_GOAL OF THE EXERCISE:_ Below are some records. Copy every line in them that holds "Ctrl".

----------------------------------------

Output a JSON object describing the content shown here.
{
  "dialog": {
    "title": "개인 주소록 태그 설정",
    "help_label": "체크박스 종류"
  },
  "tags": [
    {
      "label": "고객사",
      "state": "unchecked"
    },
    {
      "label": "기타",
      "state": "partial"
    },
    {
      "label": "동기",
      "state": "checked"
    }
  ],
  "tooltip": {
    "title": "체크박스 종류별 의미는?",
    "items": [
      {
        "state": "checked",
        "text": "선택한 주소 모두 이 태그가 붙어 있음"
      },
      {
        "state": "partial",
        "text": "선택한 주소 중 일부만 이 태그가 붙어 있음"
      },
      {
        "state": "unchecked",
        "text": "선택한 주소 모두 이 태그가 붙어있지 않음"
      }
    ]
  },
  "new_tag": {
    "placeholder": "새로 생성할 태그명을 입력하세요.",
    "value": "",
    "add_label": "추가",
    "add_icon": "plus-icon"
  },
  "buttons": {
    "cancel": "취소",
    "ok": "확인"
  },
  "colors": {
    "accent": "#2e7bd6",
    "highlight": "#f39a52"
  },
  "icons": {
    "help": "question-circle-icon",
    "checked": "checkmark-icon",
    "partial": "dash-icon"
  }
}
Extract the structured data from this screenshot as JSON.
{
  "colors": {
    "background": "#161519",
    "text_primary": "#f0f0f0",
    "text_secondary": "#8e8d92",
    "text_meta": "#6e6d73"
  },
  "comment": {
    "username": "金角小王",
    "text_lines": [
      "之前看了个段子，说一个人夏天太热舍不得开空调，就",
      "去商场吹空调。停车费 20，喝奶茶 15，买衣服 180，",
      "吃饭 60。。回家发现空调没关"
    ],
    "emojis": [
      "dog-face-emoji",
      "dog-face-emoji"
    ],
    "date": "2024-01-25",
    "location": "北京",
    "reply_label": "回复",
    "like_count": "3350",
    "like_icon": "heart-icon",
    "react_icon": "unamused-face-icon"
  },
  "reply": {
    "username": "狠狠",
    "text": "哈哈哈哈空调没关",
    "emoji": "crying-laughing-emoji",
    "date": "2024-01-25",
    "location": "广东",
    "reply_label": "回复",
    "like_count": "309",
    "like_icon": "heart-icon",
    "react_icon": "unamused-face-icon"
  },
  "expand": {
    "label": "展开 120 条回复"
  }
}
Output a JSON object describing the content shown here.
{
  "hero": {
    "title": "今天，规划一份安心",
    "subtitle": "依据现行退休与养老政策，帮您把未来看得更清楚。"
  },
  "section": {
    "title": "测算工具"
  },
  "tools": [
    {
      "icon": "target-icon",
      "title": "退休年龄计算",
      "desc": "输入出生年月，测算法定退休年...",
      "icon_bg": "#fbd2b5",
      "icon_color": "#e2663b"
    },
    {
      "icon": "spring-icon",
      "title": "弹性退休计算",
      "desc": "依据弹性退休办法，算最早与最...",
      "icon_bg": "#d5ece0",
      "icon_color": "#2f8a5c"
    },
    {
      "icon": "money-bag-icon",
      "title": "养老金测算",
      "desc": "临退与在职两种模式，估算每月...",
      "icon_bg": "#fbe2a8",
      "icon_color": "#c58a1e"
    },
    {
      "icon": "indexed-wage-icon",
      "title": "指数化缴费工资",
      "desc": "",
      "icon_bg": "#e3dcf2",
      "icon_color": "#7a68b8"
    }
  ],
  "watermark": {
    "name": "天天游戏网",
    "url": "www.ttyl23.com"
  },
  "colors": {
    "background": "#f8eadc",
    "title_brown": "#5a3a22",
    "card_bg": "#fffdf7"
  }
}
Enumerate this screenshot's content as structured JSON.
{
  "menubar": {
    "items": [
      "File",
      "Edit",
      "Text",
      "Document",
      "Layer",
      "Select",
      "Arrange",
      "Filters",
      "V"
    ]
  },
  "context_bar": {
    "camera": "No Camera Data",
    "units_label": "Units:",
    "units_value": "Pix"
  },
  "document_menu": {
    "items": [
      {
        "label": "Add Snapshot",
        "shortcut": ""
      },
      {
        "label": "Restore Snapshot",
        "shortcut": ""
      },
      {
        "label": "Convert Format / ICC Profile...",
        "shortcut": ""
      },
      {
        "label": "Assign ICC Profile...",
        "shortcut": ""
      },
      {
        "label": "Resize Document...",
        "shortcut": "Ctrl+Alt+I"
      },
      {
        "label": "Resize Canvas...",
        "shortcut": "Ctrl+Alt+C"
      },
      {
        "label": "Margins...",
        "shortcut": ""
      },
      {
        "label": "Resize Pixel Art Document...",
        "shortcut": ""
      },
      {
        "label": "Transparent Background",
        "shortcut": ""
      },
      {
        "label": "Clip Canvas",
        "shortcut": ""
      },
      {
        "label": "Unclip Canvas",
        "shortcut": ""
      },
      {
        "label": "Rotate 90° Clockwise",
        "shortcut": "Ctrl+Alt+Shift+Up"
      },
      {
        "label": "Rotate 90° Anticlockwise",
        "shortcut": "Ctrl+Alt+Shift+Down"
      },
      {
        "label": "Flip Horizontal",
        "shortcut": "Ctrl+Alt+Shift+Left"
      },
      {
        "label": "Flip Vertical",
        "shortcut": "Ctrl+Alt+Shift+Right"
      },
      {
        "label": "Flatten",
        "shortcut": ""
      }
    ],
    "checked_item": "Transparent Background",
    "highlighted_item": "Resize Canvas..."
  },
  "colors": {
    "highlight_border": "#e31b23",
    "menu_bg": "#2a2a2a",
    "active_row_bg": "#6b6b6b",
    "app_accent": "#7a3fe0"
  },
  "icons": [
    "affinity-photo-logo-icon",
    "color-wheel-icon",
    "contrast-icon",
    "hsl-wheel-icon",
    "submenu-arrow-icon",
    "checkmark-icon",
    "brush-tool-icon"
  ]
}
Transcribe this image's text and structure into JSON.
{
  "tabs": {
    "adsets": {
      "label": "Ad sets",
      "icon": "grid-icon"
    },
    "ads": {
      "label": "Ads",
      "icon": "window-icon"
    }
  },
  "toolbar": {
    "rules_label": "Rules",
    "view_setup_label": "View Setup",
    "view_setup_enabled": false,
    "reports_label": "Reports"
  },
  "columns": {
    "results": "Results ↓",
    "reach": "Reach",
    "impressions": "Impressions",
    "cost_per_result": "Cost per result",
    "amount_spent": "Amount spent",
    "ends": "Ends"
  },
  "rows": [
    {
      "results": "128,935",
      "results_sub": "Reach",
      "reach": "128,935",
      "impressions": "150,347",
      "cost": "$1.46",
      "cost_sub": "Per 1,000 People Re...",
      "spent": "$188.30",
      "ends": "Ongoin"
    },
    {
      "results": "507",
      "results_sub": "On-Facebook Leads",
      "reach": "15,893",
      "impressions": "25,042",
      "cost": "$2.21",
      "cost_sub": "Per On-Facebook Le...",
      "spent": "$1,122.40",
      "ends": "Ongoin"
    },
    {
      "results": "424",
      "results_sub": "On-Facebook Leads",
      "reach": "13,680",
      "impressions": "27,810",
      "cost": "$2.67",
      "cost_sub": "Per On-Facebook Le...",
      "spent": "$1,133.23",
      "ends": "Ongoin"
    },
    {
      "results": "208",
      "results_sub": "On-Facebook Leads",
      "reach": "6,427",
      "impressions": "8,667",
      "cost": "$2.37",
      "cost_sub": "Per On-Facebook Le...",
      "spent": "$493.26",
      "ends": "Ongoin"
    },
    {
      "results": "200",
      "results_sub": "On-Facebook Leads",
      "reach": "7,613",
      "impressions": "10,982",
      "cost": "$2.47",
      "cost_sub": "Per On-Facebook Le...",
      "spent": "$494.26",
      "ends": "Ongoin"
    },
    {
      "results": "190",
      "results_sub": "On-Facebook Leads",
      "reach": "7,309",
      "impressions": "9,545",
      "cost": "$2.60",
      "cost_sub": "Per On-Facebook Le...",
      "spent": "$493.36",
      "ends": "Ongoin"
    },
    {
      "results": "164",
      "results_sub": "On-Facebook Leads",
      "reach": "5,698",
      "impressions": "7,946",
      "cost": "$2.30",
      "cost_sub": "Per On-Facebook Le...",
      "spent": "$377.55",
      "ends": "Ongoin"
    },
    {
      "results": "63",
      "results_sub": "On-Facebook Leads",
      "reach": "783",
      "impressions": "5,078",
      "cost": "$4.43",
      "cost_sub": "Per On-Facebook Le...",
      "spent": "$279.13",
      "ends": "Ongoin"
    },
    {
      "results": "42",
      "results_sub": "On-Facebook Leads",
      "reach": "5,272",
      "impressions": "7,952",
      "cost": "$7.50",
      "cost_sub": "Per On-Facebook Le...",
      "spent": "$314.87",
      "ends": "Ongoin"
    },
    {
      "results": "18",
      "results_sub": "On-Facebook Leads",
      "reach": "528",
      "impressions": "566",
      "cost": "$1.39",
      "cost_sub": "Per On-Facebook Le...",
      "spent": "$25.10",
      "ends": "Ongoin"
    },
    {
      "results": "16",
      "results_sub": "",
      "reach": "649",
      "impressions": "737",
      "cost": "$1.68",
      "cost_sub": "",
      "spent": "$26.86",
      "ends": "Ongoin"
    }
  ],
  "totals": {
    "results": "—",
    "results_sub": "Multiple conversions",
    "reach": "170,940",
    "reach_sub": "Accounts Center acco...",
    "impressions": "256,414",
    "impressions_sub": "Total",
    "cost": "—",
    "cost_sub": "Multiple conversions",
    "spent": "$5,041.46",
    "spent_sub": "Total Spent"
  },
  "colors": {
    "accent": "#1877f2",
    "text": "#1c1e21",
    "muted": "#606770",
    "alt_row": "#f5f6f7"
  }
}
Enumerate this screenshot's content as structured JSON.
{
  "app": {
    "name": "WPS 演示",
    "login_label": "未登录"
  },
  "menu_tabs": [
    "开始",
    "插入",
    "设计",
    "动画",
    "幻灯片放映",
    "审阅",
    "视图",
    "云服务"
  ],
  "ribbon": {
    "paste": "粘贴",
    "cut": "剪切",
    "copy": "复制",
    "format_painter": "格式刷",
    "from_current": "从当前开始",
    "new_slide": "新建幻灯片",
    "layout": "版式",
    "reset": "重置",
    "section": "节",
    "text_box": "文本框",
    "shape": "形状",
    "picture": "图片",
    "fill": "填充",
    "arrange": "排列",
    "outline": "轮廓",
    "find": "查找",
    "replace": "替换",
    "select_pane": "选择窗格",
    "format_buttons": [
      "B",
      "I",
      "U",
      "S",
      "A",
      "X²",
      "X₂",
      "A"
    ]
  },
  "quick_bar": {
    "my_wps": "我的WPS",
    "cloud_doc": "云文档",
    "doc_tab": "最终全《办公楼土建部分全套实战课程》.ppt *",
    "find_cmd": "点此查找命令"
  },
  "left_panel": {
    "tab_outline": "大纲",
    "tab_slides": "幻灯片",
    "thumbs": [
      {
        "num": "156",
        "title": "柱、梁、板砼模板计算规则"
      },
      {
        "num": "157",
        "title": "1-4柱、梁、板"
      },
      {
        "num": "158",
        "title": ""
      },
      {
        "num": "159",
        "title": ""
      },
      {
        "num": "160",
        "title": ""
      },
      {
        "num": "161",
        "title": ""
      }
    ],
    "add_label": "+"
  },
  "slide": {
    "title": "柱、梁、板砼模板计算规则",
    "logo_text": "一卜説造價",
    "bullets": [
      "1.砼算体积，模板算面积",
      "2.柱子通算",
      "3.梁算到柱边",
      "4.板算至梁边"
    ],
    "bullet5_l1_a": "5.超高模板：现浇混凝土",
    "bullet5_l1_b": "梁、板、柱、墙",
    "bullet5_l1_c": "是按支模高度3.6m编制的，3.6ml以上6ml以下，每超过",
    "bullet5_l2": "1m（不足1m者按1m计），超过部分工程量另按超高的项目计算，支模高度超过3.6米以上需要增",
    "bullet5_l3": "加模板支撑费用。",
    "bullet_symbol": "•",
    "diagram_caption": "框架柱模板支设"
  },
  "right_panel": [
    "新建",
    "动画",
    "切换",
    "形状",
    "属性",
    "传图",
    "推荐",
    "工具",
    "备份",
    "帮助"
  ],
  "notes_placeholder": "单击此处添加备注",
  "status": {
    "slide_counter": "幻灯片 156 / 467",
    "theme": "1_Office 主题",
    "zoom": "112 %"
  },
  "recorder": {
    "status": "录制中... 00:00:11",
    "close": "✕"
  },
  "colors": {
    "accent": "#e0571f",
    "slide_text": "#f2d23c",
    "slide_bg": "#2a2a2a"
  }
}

----------------------------------------

_EXPECTED ANSWER:_
        "shortcut": "Ctrl+Alt+I"
        "shortcut": "Ctrl+Alt+C"
        "shortcut": "Ctrl+Alt+Shift+Up"
        "shortcut": "Ctrl+Alt+Shift+Down"
        "shortcut": "Ctrl+Alt+Shift+Left"
        "shortcut": "Ctrl+Alt+Shift+Right"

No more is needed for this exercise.